From the records, pick out and copy each line containing "this".

Stored records
----------------

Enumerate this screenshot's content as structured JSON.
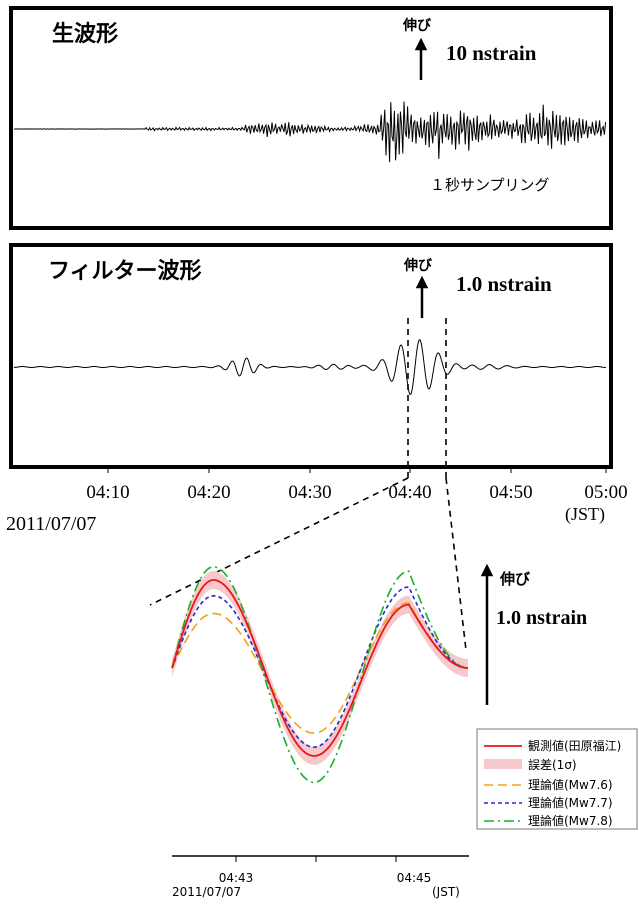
{
  "panels": {
    "raw": {
      "title": "生波形",
      "arrow_label": "伸び",
      "scale": "10 nstrain",
      "note": "１秒サンプリング"
    },
    "filtered": {
      "title": "フィルター波形",
      "arrow_label": "伸び",
      "scale": "1.0 nstrain"
    }
  },
  "time_axis": {
    "ticks": [
      "04:10",
      "04:20",
      "04:30",
      "04:40",
      "04:50",
      "05:00"
    ],
    "date": "2011/07/07",
    "unit": "(JST)"
  },
  "zoom": {
    "arrow_label": "伸び",
    "scale": "1.0 nstrain",
    "ticks": [
      "04:43",
      "04:45"
    ],
    "date": "2011/07/07",
    "unit": "(JST)",
    "legend": [
      {
        "label": "観測値(田原福江)",
        "color": "#e8181a",
        "style": "solid"
      },
      {
        "label": "誤差(1σ)",
        "color": "#f6c9cc",
        "style": "band"
      },
      {
        "label": "理論値(Mw7.6)",
        "color": "#f5a01a",
        "style": "dashed"
      },
      {
        "label": "理論値(Mw7.7)",
        "color": "#1f2bd6",
        "style": "dotted"
      },
      {
        "label": "理論値(Mw7.8)",
        "color": "#17b02a",
        "style": "dashdot"
      }
    ]
  },
  "chart_data": [
    {
      "type": "line",
      "title": "生波形",
      "series": [
        {
          "name": "",
          "trace": "raw strain, 1 s sampling"
        }
      ],
      "x_ticks": [
        "04:10",
        "04:20",
        "04:30",
        "04:40",
        "04:50",
        "05:00"
      ],
      "scale_bar": "10 nstrain"
    },
    {
      "type": "line",
      "title": "フィルター波形",
      "series": [
        {
          "name": "",
          "trace": "filtered strain"
        }
      ],
      "x_ticks": [
        "04:10",
        "04:20",
        "04:30",
        "04:40",
        "04:50",
        "05:00"
      ],
      "scale_bar": "1.0 nstrain"
    },
    {
      "type": "line",
      "x_ticks": [
        "04:43",
        "04:45"
      ],
      "series": [
        {
          "name": "観測値(田原福江)",
          "values": [
            0.0,
            1.0,
            0.0,
            -1.0,
            0.0,
            0.72,
            0.0
          ]
        },
        {
          "name": "理論値(Mw7.6)",
          "values": [
            0.0,
            0.62,
            0.0,
            -0.74,
            0.0,
            0.74,
            0.0
          ]
        },
        {
          "name": "理論値(Mw7.7)",
          "values": [
            0.0,
            0.82,
            0.0,
            -0.9,
            0.0,
            0.92,
            0.0
          ]
        },
        {
          "name": "理論値(Mw7.8)",
          "values": [
            0.0,
            1.15,
            0.0,
            -1.3,
            0.0,
            1.1,
            0.0
          ]
        }
      ],
      "error_band": "誤差(1σ)"
    }
  ]
}
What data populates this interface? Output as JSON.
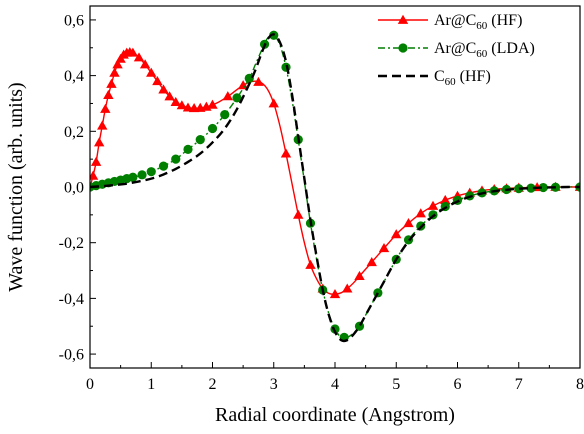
{
  "chart_data": {
    "type": "line",
    "xlabel": "Radial coordinate (Angstrom)",
    "ylabel": "Wave function (arb. units)",
    "xlim": [
      0,
      8
    ],
    "ylim": [
      -0.65,
      0.65
    ],
    "x_ticks": [
      0,
      1,
      2,
      3,
      4,
      5,
      6,
      7,
      8
    ],
    "y_ticks": [
      -0.6,
      -0.4,
      -0.2,
      0.0,
      0.2,
      0.4,
      0.6
    ],
    "x_tick_labels": [
      "0",
      "1",
      "2",
      "3",
      "4",
      "5",
      "6",
      "7",
      "8"
    ],
    "y_tick_labels": [
      "-0,6",
      "-0,4",
      "-0,2",
      "0,0",
      "0,2",
      "0,4",
      "0,6"
    ],
    "legend_position": "top-right",
    "grid": false,
    "series": [
      {
        "name": "Ar@C60 (HF)",
        "legend": {
          "pre": "Ar@C",
          "sub": "60",
          "post": " (HF)"
        },
        "color": "#ff0000",
        "line_style": "solid",
        "marker": "triangle",
        "x": [
          0.0,
          0.05,
          0.1,
          0.15,
          0.2,
          0.25,
          0.3,
          0.35,
          0.4,
          0.45,
          0.5,
          0.55,
          0.6,
          0.65,
          0.7,
          0.75,
          0.8,
          0.9,
          1.0,
          1.1,
          1.2,
          1.3,
          1.4,
          1.5,
          1.6,
          1.7,
          1.8,
          1.9,
          2.0,
          2.1,
          2.2,
          2.3,
          2.4,
          2.5,
          2.6,
          2.7,
          2.8,
          2.9,
          3.0,
          3.1,
          3.2,
          3.3,
          3.4,
          3.5,
          3.6,
          3.7,
          3.8,
          3.9,
          4.0,
          4.1,
          4.2,
          4.3,
          4.4,
          4.5,
          4.6,
          4.7,
          4.8,
          4.9,
          5.0,
          5.2,
          5.4,
          5.6,
          5.8,
          6.0,
          6.2,
          6.4,
          6.6,
          6.8,
          7.0,
          7.3,
          7.6,
          8.0
        ],
        "y": [
          0.0,
          0.04,
          0.09,
          0.16,
          0.22,
          0.28,
          0.33,
          0.37,
          0.41,
          0.44,
          0.46,
          0.475,
          0.482,
          0.484,
          0.482,
          0.475,
          0.465,
          0.44,
          0.41,
          0.38,
          0.35,
          0.325,
          0.305,
          0.293,
          0.285,
          0.283,
          0.284,
          0.288,
          0.295,
          0.305,
          0.318,
          0.333,
          0.35,
          0.365,
          0.376,
          0.38,
          0.374,
          0.35,
          0.3,
          0.22,
          0.12,
          0.01,
          -0.1,
          -0.2,
          -0.28,
          -0.33,
          -0.365,
          -0.382,
          -0.385,
          -0.38,
          -0.365,
          -0.345,
          -0.32,
          -0.295,
          -0.27,
          -0.245,
          -0.22,
          -0.195,
          -0.17,
          -0.13,
          -0.095,
          -0.068,
          -0.047,
          -0.032,
          -0.021,
          -0.013,
          -0.008,
          -0.005,
          -0.003,
          -0.001,
          0.0,
          0.0
        ],
        "markers_x": [
          0.05,
          0.1,
          0.15,
          0.2,
          0.25,
          0.3,
          0.35,
          0.4,
          0.45,
          0.5,
          0.55,
          0.6,
          0.65,
          0.7,
          0.8,
          0.9,
          1.0,
          1.1,
          1.2,
          1.3,
          1.4,
          1.5,
          1.6,
          1.7,
          1.8,
          1.9,
          2.0,
          2.25,
          2.5,
          2.75,
          3.0,
          3.2,
          3.4,
          3.6,
          3.8,
          4.0,
          4.2,
          4.4,
          4.6,
          4.8,
          5.0,
          5.2,
          5.4,
          5.6,
          5.8,
          6.0,
          6.2,
          6.4,
          6.6,
          6.8,
          7.0,
          7.3,
          7.6,
          8.0
        ]
      },
      {
        "name": "Ar@C60 (LDA)",
        "legend": {
          "pre": "Ar@C",
          "sub": "60",
          "post": " (LDA)"
        },
        "color": "#007f00",
        "line_style": "dashdot",
        "marker": "circle",
        "x": [
          0.0,
          0.2,
          0.4,
          0.6,
          0.8,
          1.0,
          1.2,
          1.4,
          1.6,
          1.8,
          2.0,
          2.2,
          2.4,
          2.6,
          2.7,
          2.8,
          2.9,
          3.0,
          3.1,
          3.2,
          3.3,
          3.4,
          3.5,
          3.6,
          3.7,
          3.8,
          3.9,
          4.0,
          4.1,
          4.2,
          4.3,
          4.4,
          4.5,
          4.6,
          4.8,
          5.0,
          5.2,
          5.4,
          5.6,
          5.8,
          6.0,
          6.2,
          6.4,
          6.6,
          6.8,
          7.0,
          7.2,
          7.4,
          7.6,
          7.8,
          8.0
        ],
        "y": [
          0.0,
          0.01,
          0.02,
          0.03,
          0.04,
          0.055,
          0.075,
          0.1,
          0.135,
          0.17,
          0.21,
          0.26,
          0.32,
          0.39,
          0.44,
          0.49,
          0.535,
          0.545,
          0.51,
          0.43,
          0.31,
          0.17,
          0.02,
          -0.13,
          -0.26,
          -0.37,
          -0.455,
          -0.51,
          -0.54,
          -0.54,
          -0.525,
          -0.5,
          -0.46,
          -0.42,
          -0.34,
          -0.26,
          -0.19,
          -0.14,
          -0.1,
          -0.07,
          -0.048,
          -0.032,
          -0.021,
          -0.014,
          -0.009,
          -0.006,
          -0.004,
          -0.002,
          -0.001,
          0.0,
          0.0
        ],
        "markers_x": [
          0.0,
          0.1,
          0.2,
          0.3,
          0.4,
          0.5,
          0.6,
          0.7,
          0.85,
          1.0,
          1.2,
          1.4,
          1.6,
          1.8,
          2.0,
          2.2,
          2.4,
          2.6,
          2.85,
          3.0,
          3.2,
          3.4,
          3.6,
          3.8,
          4.0,
          4.15,
          4.4,
          4.7,
          5.0,
          5.2,
          5.4,
          5.6,
          5.8,
          6.0,
          6.2,
          6.4,
          6.6,
          6.8,
          7.0,
          7.2,
          7.4,
          7.6,
          8.0
        ]
      },
      {
        "name": "C60 (HF)",
        "legend": {
          "pre": "C",
          "sub": "60",
          "post": " (HF)"
        },
        "color": "#000000",
        "line_style": "dashed",
        "marker": "none",
        "x": [
          0.0,
          0.2,
          0.4,
          0.6,
          0.8,
          1.0,
          1.2,
          1.4,
          1.6,
          1.8,
          2.0,
          2.2,
          2.4,
          2.6,
          2.7,
          2.8,
          2.9,
          3.0,
          3.1,
          3.2,
          3.3,
          3.4,
          3.5,
          3.6,
          3.7,
          3.8,
          3.9,
          4.0,
          4.1,
          4.2,
          4.3,
          4.4,
          4.5,
          4.6,
          4.8,
          5.0,
          5.2,
          5.4,
          5.6,
          5.8,
          6.0,
          6.2,
          6.4,
          6.6,
          6.8,
          7.0,
          7.2,
          7.4,
          7.6,
          7.8,
          8.0
        ],
        "y": [
          0.0,
          0.003,
          0.007,
          0.012,
          0.02,
          0.03,
          0.045,
          0.065,
          0.09,
          0.12,
          0.16,
          0.21,
          0.28,
          0.37,
          0.42,
          0.48,
          0.53,
          0.548,
          0.52,
          0.45,
          0.33,
          0.18,
          0.03,
          -0.12,
          -0.25,
          -0.37,
          -0.46,
          -0.52,
          -0.55,
          -0.55,
          -0.53,
          -0.5,
          -0.46,
          -0.42,
          -0.34,
          -0.26,
          -0.195,
          -0.145,
          -0.105,
          -0.075,
          -0.052,
          -0.035,
          -0.023,
          -0.015,
          -0.01,
          -0.006,
          -0.004,
          -0.002,
          -0.001,
          0.0,
          0.0
        ],
        "markers_x": []
      }
    ]
  }
}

----------------

Answer for the task →
Enumerate this screenshot's content as structured JSON.
What data populates this interface? Output as JSON.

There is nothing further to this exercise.